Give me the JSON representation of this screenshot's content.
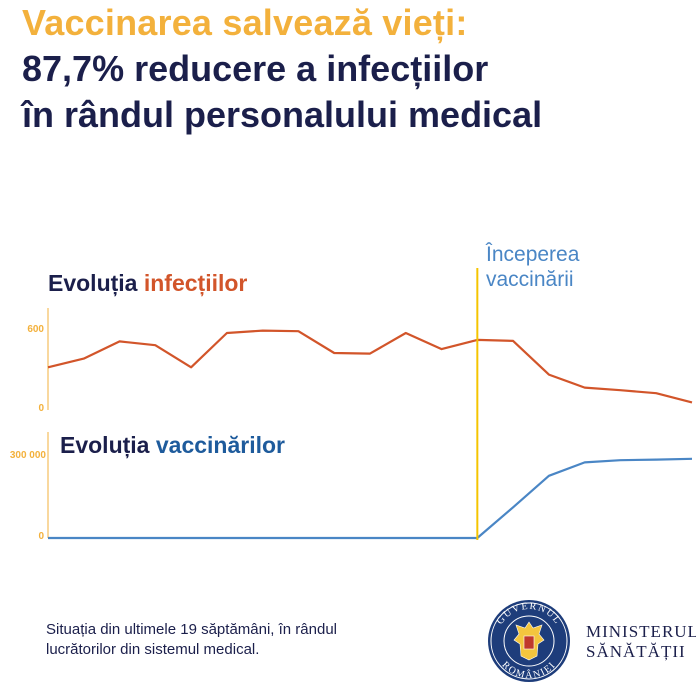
{
  "header": {
    "line1": "Vaccinarea salvează vieți:",
    "line2": "87,7% reducere a infecțiilor",
    "line3": "în rândul personalului medical"
  },
  "annotation": {
    "line1": "Începerea",
    "line2": "vaccinării"
  },
  "footer": {
    "line1": "Situația din ultimele 19 săptămâni, în rândul",
    "line2": "lucrătorilor din sistemul medical."
  },
  "logo": {
    "seal_text_top": "GUVERNUL",
    "seal_text_bottom": "ROMÂNIEI",
    "ministry_line1": "MINISTERUL",
    "ministry_line2": "SĂNĂTĂȚII"
  },
  "colors": {
    "title_yellow": "#F3B13C",
    "navy": "#1B1F4B",
    "infections_line": "#D2552A",
    "vaccinations_line": "#4A86C5",
    "marker_line": "#F5C400"
  },
  "chart_data": [
    {
      "type": "line",
      "title_prefix": "Evoluția ",
      "title_highlight": "infecțiilor",
      "x": [
        1,
        2,
        3,
        4,
        5,
        6,
        7,
        8,
        9,
        10,
        11,
        12,
        13,
        14,
        15,
        16,
        17,
        18,
        19
      ],
      "series": [
        {
          "values": [
            335,
            403,
            538,
            508,
            335,
            604,
            623,
            618,
            447,
            442,
            604,
            478,
            550,
            542,
            278,
            176,
            155,
            132,
            60
          ]
        }
      ],
      "ylim": [
        0,
        800
      ],
      "ytick_labels": [
        "0",
        "600"
      ],
      "ytick_values": [
        0,
        600
      ],
      "marker_x": 13
    },
    {
      "type": "line",
      "title_prefix": "Evoluția ",
      "title_highlight": "vaccinărilor",
      "x": [
        1,
        2,
        3,
        4,
        5,
        6,
        7,
        8,
        9,
        10,
        11,
        12,
        13,
        14,
        15,
        16,
        17,
        18,
        19
      ],
      "series": [
        {
          "values": [
            0,
            0,
            0,
            0,
            0,
            0,
            0,
            0,
            0,
            0,
            0,
            0,
            0,
            110000,
            223000,
            271000,
            279000,
            281000,
            284000
          ]
        }
      ],
      "ylim": [
        0,
        380000
      ],
      "ytick_labels": [
        "0",
        "300 000"
      ],
      "ytick_values": [
        0,
        300000
      ],
      "marker_x": 13
    }
  ]
}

WHAT TO PRODUCE
Of the lines in this listing, report how many contain the string "medical", and give the number only.

SOLUTION TO THIS TASK
2